Tasks to perform:
A. Rewrite part of the news story about Eli's accident, starting at the words "The park is" and stopping after "Park Association, agreed.". Change "temporary fencing" to "a row of orange safety netting".
B. Translate this sentence from the news story about Eli's accident into Spanish: "The day after the accident, a group of volunteers erected temporary fencing to create a barrier between the soccer fields and the parking lot."
C. Pick up the news story about Eli's accident after its final sentence and extend it.

Given text:

((

Eli, a first-grader at Deer Meadow Elementary, was struck by a car in the parking lot of Big Walnut Sports Park. It appears he darted between parked cars and into the path of an oncoming car while chasing a stray soccer ball.
Eli sustained head trauma and was airlifted from the accident scene to Riley Hospital for Children in Indianapolis. Initially in critical condition, a hospital spokesperson said Sunday evening that Eli was listed as stable.
"He was pretty quiet all day long, but he's been trying to crack his eyes open a little bit, and he also moved his arm" Eli's father, James "Figgy" Hardwick, said in a phone interview from Riley.
It is simple things that give Hardwick and Eli's mother, Laurie, hope that things are improving.
"I just can't tell you what it's like," Hardwick said, choking up. "All I want to see is my boy's eyes."
Hardwick believes his son, who is intubated and usually heavily medicated, is becoming frustrated with the pace of his recovery.
"He kind of grimaces," Hardwick said. "There is a sadness in his face. He's trying to open his eyes ... he wants to ... but he can't."
Hardwick knows his son is aware of what is going on around him, because the two engaged in "thumb wars" -- and Eli responded.
"He knew what he was doing," Hardwick said. "It didn't happen just once. I made sure other people were in the room and saw it."
Eli is battling a slight case of pneumonia, but is being treated with antibiotics. Being on a ventilator causes a person to take shallow breaths, and often leads to pneumonia.
Eli is scheduled to have an MRI today. His brain pressure numbers have decreased enough that the bolt that keeps track of them will likely be taken out soon.
"Realistically, we're thinking it may be Monday or Tuesday before he gets off the respirator," Harwick said.
Big Walnut Sports Park is owned by an association and maintained by the Greencastle Parks and Recreation Association.
The park is utilized by the Putnam County Youth Soccer Association. Goals are set up throughout the park grounds, and several of them are directly adjacent to the park's parking lot.
The day after the accident, a group of volunteers erected temporary fencing to create a barrier between the soccer fields and the parking lot.
"The Indiana Youth Soccer Association says there are hundreds of fields like this all over the country," said Pedar Foss, president of PCYS. "It's nothing different. But I would like us to do better."
Adam Cohen, president of the Big Walnut Sports Park Association, agreed.
"I think any time you have an accident, you need to sit down and evaluate it," he said. "The fencing that has been put up is a temporary solution right now, but I believe it will lead to a more permanent fix down the line. We will do whatever we can to improve on it."

))

Data for analysis:
((

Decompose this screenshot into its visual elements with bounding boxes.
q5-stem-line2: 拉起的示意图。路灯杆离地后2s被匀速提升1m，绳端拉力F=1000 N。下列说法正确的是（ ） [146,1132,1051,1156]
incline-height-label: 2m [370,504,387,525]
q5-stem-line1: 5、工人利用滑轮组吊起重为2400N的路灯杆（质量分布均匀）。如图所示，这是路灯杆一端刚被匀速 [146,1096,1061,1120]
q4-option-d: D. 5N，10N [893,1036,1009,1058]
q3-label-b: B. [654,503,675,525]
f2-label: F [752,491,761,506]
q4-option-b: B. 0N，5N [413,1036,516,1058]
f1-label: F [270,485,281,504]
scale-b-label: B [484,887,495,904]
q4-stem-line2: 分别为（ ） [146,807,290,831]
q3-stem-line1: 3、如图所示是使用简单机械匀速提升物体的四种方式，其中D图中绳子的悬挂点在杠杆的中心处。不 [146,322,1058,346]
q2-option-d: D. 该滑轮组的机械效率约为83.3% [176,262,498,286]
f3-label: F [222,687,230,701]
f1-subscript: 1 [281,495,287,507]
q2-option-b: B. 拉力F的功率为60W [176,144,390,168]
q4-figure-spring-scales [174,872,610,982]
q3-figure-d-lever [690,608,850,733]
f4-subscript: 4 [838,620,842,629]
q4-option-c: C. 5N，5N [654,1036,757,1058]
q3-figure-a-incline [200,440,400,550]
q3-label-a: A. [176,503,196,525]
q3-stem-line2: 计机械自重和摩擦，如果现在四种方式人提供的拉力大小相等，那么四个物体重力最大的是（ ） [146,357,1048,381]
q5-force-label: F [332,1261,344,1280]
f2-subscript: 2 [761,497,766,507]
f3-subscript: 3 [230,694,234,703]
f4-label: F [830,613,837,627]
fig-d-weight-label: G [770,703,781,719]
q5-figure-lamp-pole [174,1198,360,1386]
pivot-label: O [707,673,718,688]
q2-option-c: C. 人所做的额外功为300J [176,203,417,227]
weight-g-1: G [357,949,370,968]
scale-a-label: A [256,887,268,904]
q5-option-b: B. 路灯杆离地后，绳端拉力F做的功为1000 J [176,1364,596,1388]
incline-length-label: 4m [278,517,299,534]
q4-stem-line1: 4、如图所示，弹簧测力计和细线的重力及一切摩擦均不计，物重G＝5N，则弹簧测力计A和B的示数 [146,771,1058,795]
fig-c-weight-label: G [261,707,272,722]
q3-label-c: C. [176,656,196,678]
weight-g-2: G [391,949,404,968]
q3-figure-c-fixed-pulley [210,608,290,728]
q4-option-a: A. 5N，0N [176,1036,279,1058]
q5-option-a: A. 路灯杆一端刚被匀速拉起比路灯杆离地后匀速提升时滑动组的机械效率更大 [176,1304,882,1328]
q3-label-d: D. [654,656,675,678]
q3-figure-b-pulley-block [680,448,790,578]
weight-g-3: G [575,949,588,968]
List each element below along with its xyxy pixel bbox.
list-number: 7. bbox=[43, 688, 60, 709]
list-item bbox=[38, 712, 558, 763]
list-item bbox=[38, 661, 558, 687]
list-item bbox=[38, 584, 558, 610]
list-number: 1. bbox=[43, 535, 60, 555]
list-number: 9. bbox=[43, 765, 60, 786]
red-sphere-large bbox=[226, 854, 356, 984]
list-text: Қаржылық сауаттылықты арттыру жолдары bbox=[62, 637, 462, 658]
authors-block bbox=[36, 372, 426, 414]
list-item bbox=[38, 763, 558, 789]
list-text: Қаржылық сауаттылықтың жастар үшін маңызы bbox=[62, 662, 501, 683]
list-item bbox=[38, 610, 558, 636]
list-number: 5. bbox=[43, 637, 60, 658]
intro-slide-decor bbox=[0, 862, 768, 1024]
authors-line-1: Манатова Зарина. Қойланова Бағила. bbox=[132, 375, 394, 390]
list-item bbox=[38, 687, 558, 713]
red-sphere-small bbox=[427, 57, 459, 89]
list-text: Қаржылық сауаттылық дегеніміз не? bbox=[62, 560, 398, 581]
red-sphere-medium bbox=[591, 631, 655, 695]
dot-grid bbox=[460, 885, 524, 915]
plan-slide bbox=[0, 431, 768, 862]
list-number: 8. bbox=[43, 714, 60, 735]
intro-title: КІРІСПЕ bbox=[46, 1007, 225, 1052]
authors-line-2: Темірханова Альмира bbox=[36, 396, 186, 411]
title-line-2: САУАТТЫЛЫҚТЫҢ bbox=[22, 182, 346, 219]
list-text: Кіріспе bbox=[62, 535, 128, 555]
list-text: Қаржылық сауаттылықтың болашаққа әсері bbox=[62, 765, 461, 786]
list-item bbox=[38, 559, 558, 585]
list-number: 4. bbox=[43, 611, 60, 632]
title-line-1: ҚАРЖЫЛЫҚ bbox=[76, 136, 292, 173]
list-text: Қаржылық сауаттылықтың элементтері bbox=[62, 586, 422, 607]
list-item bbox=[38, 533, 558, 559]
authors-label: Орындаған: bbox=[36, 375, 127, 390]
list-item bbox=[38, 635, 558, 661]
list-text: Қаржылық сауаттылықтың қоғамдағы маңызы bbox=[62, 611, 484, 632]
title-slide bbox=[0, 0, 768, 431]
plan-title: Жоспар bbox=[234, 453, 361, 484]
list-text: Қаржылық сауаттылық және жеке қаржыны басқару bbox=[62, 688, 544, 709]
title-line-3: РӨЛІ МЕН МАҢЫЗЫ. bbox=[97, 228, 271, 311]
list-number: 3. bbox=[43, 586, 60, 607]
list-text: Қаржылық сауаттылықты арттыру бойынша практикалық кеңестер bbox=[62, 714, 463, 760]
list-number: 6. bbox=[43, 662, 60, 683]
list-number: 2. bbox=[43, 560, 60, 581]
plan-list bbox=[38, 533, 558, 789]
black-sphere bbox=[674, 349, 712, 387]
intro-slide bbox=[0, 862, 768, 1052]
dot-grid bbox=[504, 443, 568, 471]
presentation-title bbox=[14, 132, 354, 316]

))

Answers for the exercise:
A.
The park is utilized by the Putnam County Youth Soccer Association. Goals are set up throughout the park grounds, and several of them are directly adjacent to the park's parking lot.
The day after the accident, a group of volunteers erected a row of orange safety netting to create a barrier between the soccer fields and the parking lot.
"The Indiana Youth Soccer Association says there are hundreds of fields like this all over the country," said Pedar Foss, president of PCYS. "It's nothing different. But I would like us to do better."
Adam Cohen, president of the Big Walnut Sports Park Association, agreed.

B. Al día siguiente del accidente, un grupo de voluntarios levantó una cerca temporal para crear una barrera entre los campos de fútbol y el estacionamiento.

C.
Hardwick said he and his wife have been "overwhelmed ... just overwhelmed" by the amount of support they have received from the community.
A site for Eli on which the Hardwicks post frequent updates has been set up at caringbridge.org/visit/elihardwick. Dozens of messages of love and encouragement are left on the site daily.
"It's been unbelievable," Hardwick said. "It's just awesome. My whole idea of everything ... my whole perspective on life ... it's all been changed by what's happened to Eli and the outpouring of love we've received. It's what's carried Laurie and me through. We look forward each day to reading the messages."
Hardwick is also amazed by how far and how quickly the story of Eli's accident spread.
"He's on a prayer list in London," he said.
Hardwick expressed his and his wife's sympathies for the person who was driving the car that struck their son.
"We've spoken to her spouse, and we just want to reassure them that we know it could have been any of us at any time," Hardwick said. "Our hearts just break for that person."
The Hardwicks have been staying at Ronald McDonald House, a charity that provides accommodations for families with children in hospitals, near Riley.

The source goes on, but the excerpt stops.